* Your goal
Show all lines of the listing that hold the word "JSON".

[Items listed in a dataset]

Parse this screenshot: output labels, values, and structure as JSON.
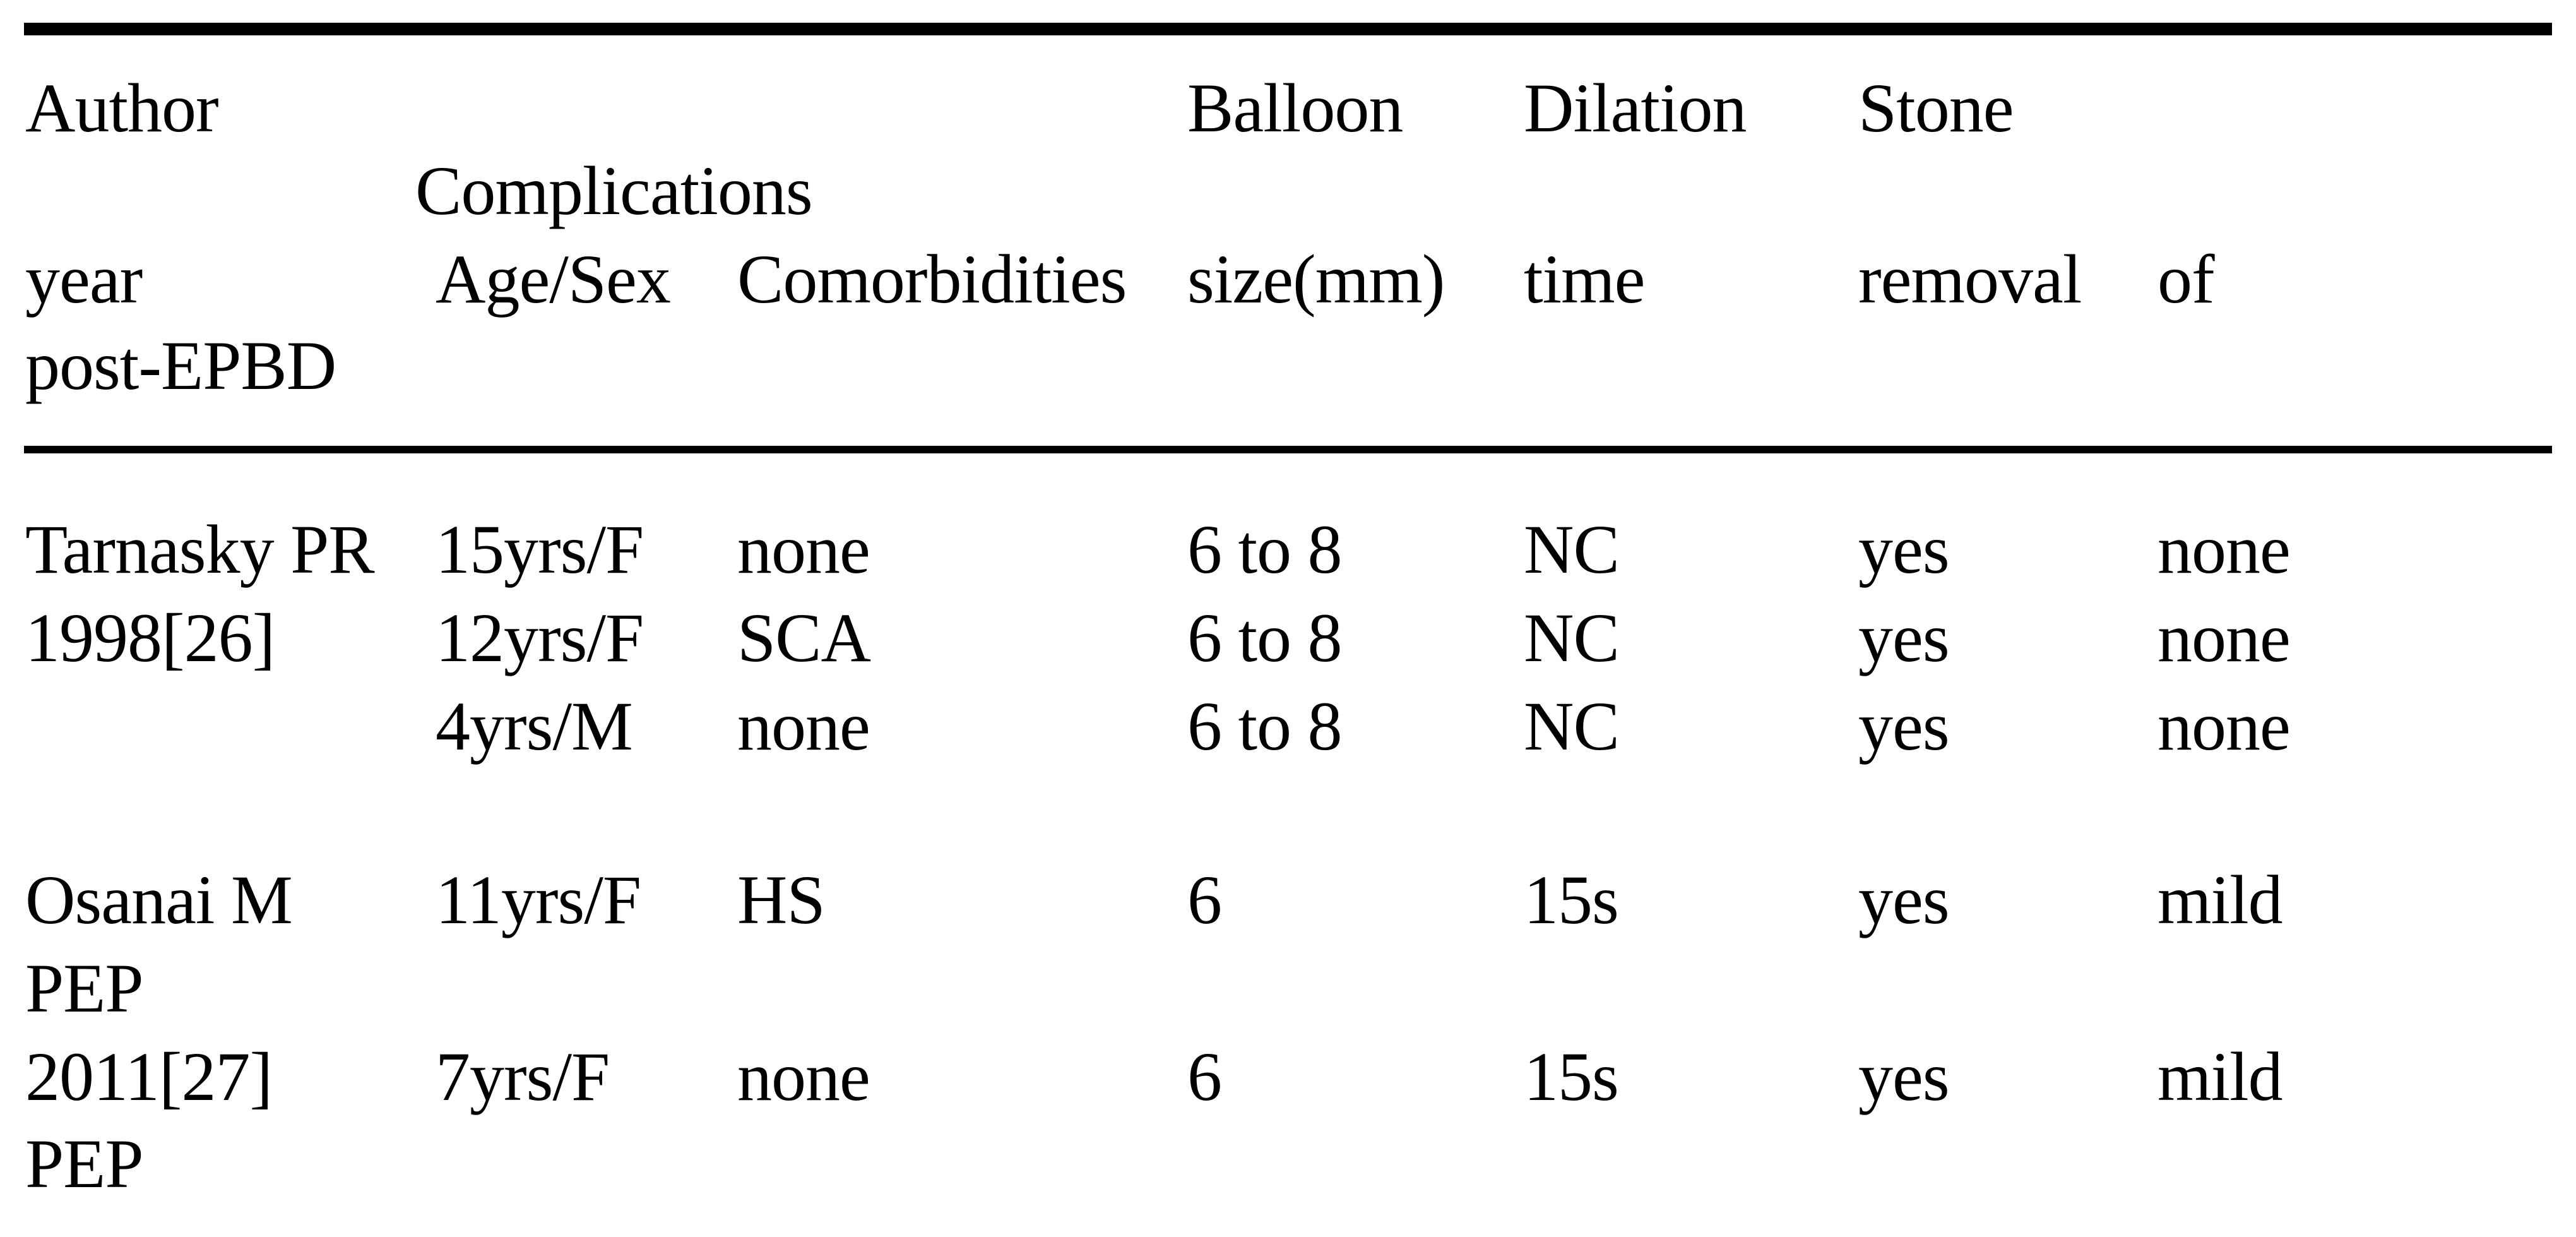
{
  "colors": {
    "background": "#ffffff",
    "text": "#000000",
    "rule": "#000000"
  },
  "header": {
    "author": "Author",
    "balloon": "Balloon",
    "dilation": "Dilation",
    "stone": "Stone",
    "complications": "Complications",
    "year": "year",
    "age_sex": "Age/Sex",
    "comorbidities": "Comorbidities",
    "size_mm": "size(mm)",
    "time": "time",
    "removal": "removal",
    "of": "of",
    "post_epbd": "post-EPBD"
  },
  "columns": [
    "Author year",
    "Age/Sex",
    "Comorbidities",
    "Balloon size(mm)",
    "Dilation time",
    "Stone removal",
    "Complications of post-EPBD"
  ],
  "rows": [
    {
      "author": "Tarnasky PR",
      "age_sex": "15yrs/F",
      "comorbidities": "none",
      "balloon_size": "6 to 8",
      "dilation_time": "NC",
      "stone_removal": "yes",
      "complications": "none"
    },
    {
      "author": "1998[26]",
      "age_sex": "12yrs/F",
      "comorbidities": "SCA",
      "balloon_size": "6 to 8",
      "dilation_time": "NC",
      "stone_removal": "yes",
      "complications": "none"
    },
    {
      "author": "",
      "age_sex": "4yrs/M",
      "comorbidities": "none",
      "balloon_size": "6 to 8",
      "dilation_time": "NC",
      "stone_removal": "yes",
      "complications": "none"
    },
    {
      "author": "Osanai M",
      "age_sex": "11yrs/F",
      "comorbidities": "HS",
      "balloon_size": "6",
      "dilation_time": "15s",
      "stone_removal": "yes",
      "complications": "mild"
    },
    {
      "author": "PEP"
    },
    {
      "author": "2011[27]",
      "age_sex": "7yrs/F",
      "comorbidities": "none",
      "balloon_size": "6",
      "dilation_time": "15s",
      "stone_removal": "yes",
      "complications": "mild"
    },
    {
      "author": "PEP"
    }
  ]
}
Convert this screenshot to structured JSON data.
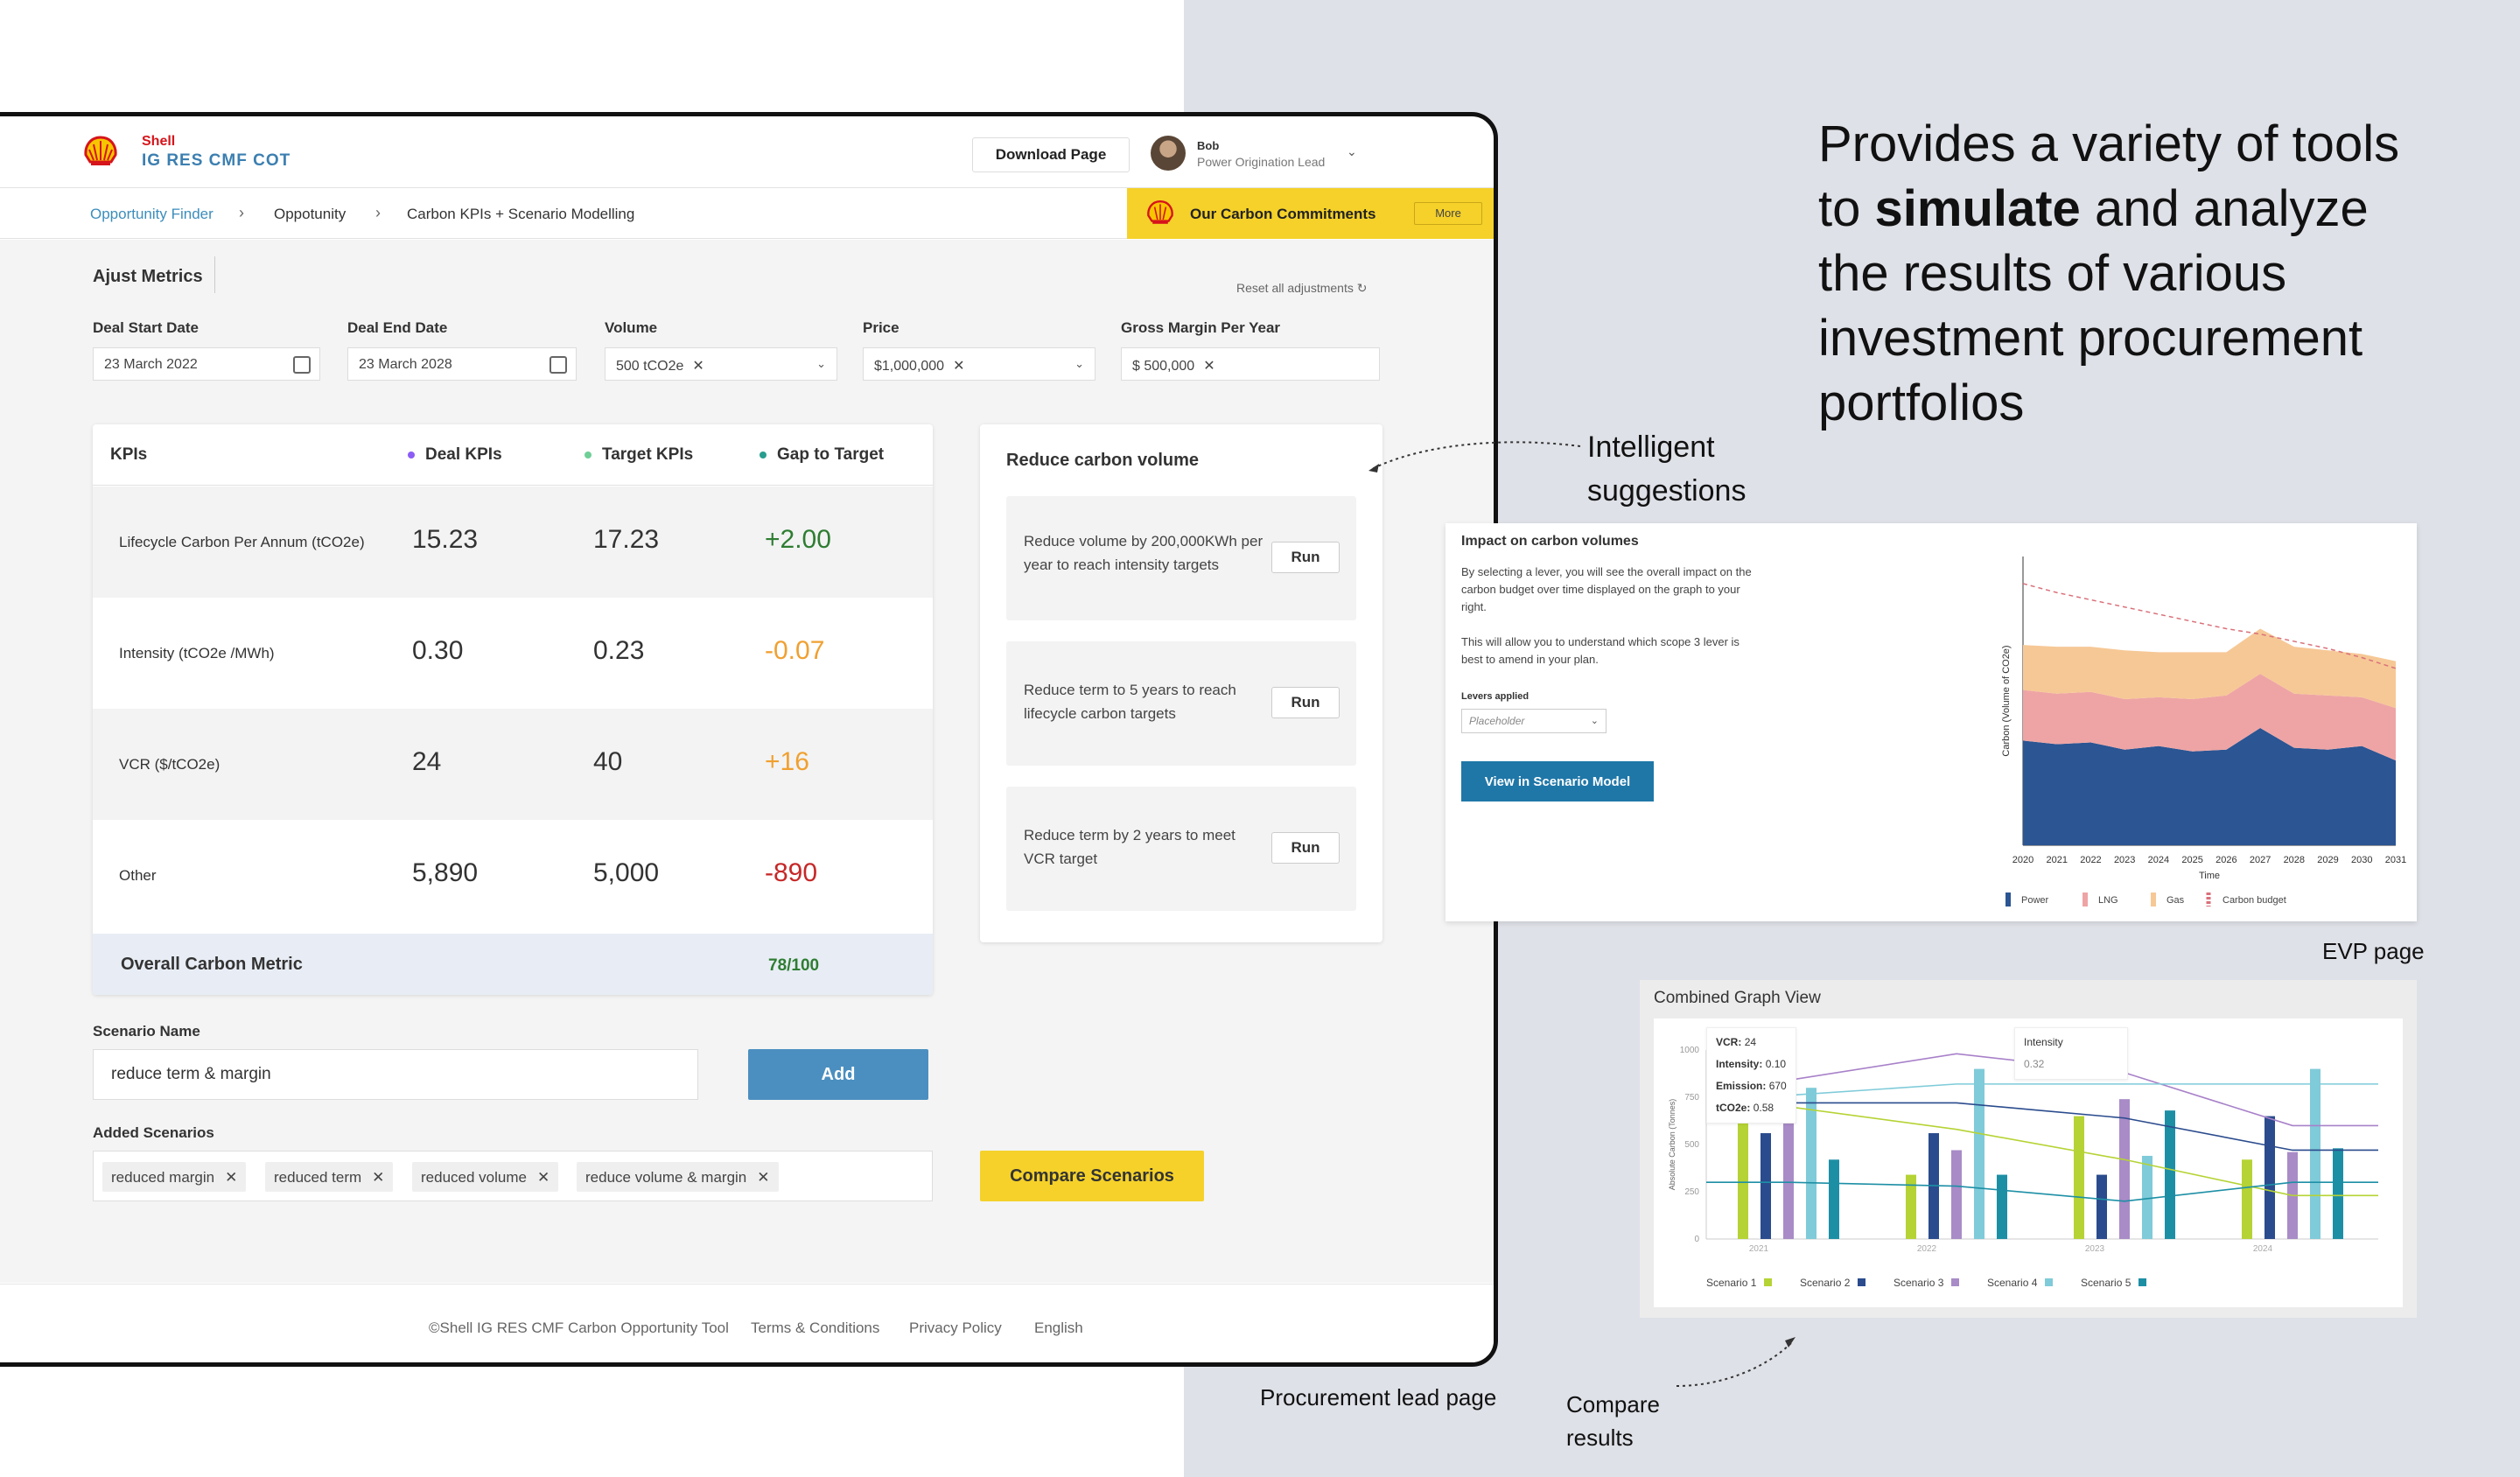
{
  "app": {
    "brand_top": "Shell",
    "brand_bottom": "IG RES CMF COT",
    "download_label": "Download Page",
    "user_name": "Bob",
    "user_role": "Power Origination Lead"
  },
  "breadcrumb": [
    "Opportunity Finder",
    "Oppotunity",
    "Carbon KPIs + Scenario Modelling"
  ],
  "banner": {
    "label": "Our Carbon Commitments",
    "more_label": "More"
  },
  "metrics": {
    "title": "Ajust Metrics",
    "reset_label": "Reset all adjustments",
    "fields": [
      {
        "label": "Deal Start Date",
        "value": "23 March 2022"
      },
      {
        "label": "Deal End Date",
        "value": "23 March 2028"
      },
      {
        "label": "Volume",
        "value": "500 tCO2e"
      },
      {
        "label": "Price",
        "value": "$1,000,000"
      },
      {
        "label": "Gross Margin Per Year",
        "value": "$ 500,000"
      }
    ]
  },
  "kpi": {
    "headers": [
      "KPIs",
      "Deal KPIs",
      "Target KPIs",
      "Gap to Target"
    ],
    "header_dot_colors": [
      "#8b5cf6",
      "#6fcf97",
      "#2a9d8f"
    ],
    "rows": [
      {
        "name": "Lifecycle Carbon Per Annum (tCO2e)",
        "deal": "15.23",
        "target": "17.23",
        "gap": "+2.00",
        "gap_color": "#2e7d32"
      },
      {
        "name": "Intensity (tCO2e /MWh)",
        "deal": "0.30",
        "target": "0.23",
        "gap": "-0.07",
        "gap_color": "#f0a030"
      },
      {
        "name": "VCR ($/tCO2e)",
        "deal": "24",
        "target": "40",
        "gap": "+16",
        "gap_color": "#f0a030"
      },
      {
        "name": "Other",
        "deal": "5,890",
        "target": "5,000",
        "gap": "-890",
        "gap_color": "#c62828"
      }
    ],
    "overall_label": "Overall Carbon Metric",
    "overall_score": "78/100"
  },
  "suggestions": {
    "title": "Reduce carbon volume",
    "run_label": "Run",
    "items": [
      "Reduce volume by 200,000KWh per year to reach intensity targets",
      "Reduce term to 5 years to reach lifecycle carbon targets",
      "Reduce term by 2 years to meet VCR target"
    ]
  },
  "scenario": {
    "name_label": "Scenario Name",
    "name_value": "reduce term & margin",
    "add_label": "Add",
    "added_label": "Added Scenarios",
    "chips": [
      "reduced margin",
      "reduced term",
      "reduced volume",
      "reduce volume & margin"
    ],
    "compare_label": "Compare Scenarios"
  },
  "footer": [
    "©Shell IG RES CMF Carbon Opportunity Tool",
    "Terms & Conditions",
    "Privacy Policy",
    "English"
  ],
  "annotations": {
    "headline_1": "Provides a variety of tools",
    "headline_2a": "to ",
    "headline_2b": "simulate",
    "headline_2c": " and analyze",
    "headline_3": "the results of various",
    "headline_4": "investment procurement",
    "headline_5": "portfolios",
    "intelligent_1": "Intelligent",
    "intelligent_2": "suggestions",
    "evp_page": "EVP page",
    "procurement_page": "Procurement lead page",
    "compare_1": "Compare",
    "compare_2": "results"
  },
  "impact_panel": {
    "title": "Impact on carbon volumes",
    "desc_1": "By selecting a lever, you will see the overall impact on the carbon budget over time displayed on the graph to your right.",
    "desc_2": "This will allow you to understand which scope 3 lever is best to amend in your plan.",
    "levers_label": "Levers applied",
    "select_placeholder": "Placeholder",
    "button_label": "View in Scenario Model"
  },
  "combined_panel": {
    "title": "Combined Graph View",
    "tooltip_vcr_label": "VCR:",
    "tooltip_vcr": "24",
    "tooltip_int_label": "Intensity:",
    "tooltip_int": "0.10",
    "tooltip_em_label": "Emission:",
    "tooltip_em": "670",
    "tooltip_tco_label": "tCO2e:",
    "tooltip_tco": "0.58",
    "tooltip2_label": "Intensity",
    "tooltip2_value": "0.32"
  },
  "chart_data": [
    {
      "type": "area",
      "ylabel": "Carbon (Volume of CO2e)",
      "xlabel": "Time",
      "categories": [
        "2020",
        "2021",
        "2022",
        "2023",
        "2024",
        "2025",
        "2026",
        "2027",
        "2028",
        "2029",
        "2030",
        "2031"
      ],
      "series": [
        {
          "name": "Power",
          "color": "#2b5593",
          "values": [
            58,
            56,
            57,
            53,
            55,
            52,
            53,
            65,
            54,
            53,
            55,
            47
          ]
        },
        {
          "name": "LNG",
          "color": "#eea4a4",
          "values": [
            28,
            28,
            28,
            28,
            27,
            29,
            30,
            30,
            30,
            30,
            27,
            29
          ]
        },
        {
          "name": "Gas",
          "color": "#f6c896",
          "values": [
            25,
            26,
            25,
            27,
            25,
            26,
            24,
            25,
            26,
            25,
            24,
            26
          ]
        }
      ],
      "line_series": {
        "name": "Carbon budget",
        "color": "#d9707a",
        "values": [
          145,
          140,
          136,
          132,
          128,
          124,
          120,
          117,
          113,
          109,
          104,
          98
        ]
      },
      "ylim": [
        0,
        160
      ]
    },
    {
      "type": "bar",
      "ylabel": "Absolute Carbon (Tonnes)",
      "categories": [
        "2021",
        "2022",
        "2023",
        "2024"
      ],
      "yticks": [
        "0",
        "250",
        "500",
        "750",
        "1000"
      ],
      "ylim": [
        0,
        1000
      ],
      "series": [
        {
          "name": "Scenario 1",
          "color": "#b5d334",
          "values": [
            680,
            340,
            650,
            420
          ]
        },
        {
          "name": "Scenario 2",
          "color": "#2a4b8d",
          "values": [
            560,
            560,
            340,
            650
          ]
        },
        {
          "name": "Scenario 3",
          "color": "#a88bc7",
          "values": [
            760,
            470,
            740,
            460
          ]
        },
        {
          "name": "Scenario 4",
          "color": "#7fcbd9",
          "values": [
            800,
            900,
            440,
            900
          ]
        },
        {
          "name": "Scenario 5",
          "color": "#1d8fa5",
          "values": [
            420,
            340,
            680,
            480
          ]
        }
      ],
      "lines": [
        {
          "color": "#a881c9",
          "values": [
            840,
            980,
            880,
            600
          ]
        },
        {
          "color": "#2a4b8d",
          "values": [
            720,
            720,
            640,
            470
          ]
        },
        {
          "color": "#b5d334",
          "values": [
            700,
            580,
            420,
            230
          ]
        },
        {
          "color": "#7fcbd9",
          "values": [
            760,
            820,
            820,
            820
          ]
        },
        {
          "color": "#1d8fa5",
          "values": [
            300,
            280,
            200,
            300
          ]
        }
      ]
    }
  ]
}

* Result of this exercise
Parse this screenshot: output labels, values, and structure as JSON.
Convert this screenshot to structured JSON data.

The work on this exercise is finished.